JOB: Seek out every line containing the word "升学答谢宴家长致辞", and copy each.
— START —
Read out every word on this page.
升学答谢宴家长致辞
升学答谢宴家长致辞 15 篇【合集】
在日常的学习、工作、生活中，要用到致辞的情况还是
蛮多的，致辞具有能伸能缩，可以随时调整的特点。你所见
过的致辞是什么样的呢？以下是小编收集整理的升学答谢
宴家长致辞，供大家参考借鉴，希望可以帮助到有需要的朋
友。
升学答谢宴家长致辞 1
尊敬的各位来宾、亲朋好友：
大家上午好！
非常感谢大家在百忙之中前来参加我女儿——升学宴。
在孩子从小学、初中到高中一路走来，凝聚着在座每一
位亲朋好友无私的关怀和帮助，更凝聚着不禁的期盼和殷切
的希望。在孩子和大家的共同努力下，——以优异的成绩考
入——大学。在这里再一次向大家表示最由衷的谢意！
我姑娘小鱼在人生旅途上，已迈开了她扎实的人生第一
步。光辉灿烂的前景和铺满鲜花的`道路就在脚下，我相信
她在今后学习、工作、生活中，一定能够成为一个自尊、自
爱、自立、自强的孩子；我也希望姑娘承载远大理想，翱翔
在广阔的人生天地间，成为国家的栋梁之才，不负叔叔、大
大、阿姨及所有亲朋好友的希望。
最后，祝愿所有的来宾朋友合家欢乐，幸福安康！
— END —
RESPONSE TO THIS EXERCISE:
升学答谢宴家长致辞
升学答谢宴家长致辞 15 篇【合集】
升学答谢宴家长致辞 1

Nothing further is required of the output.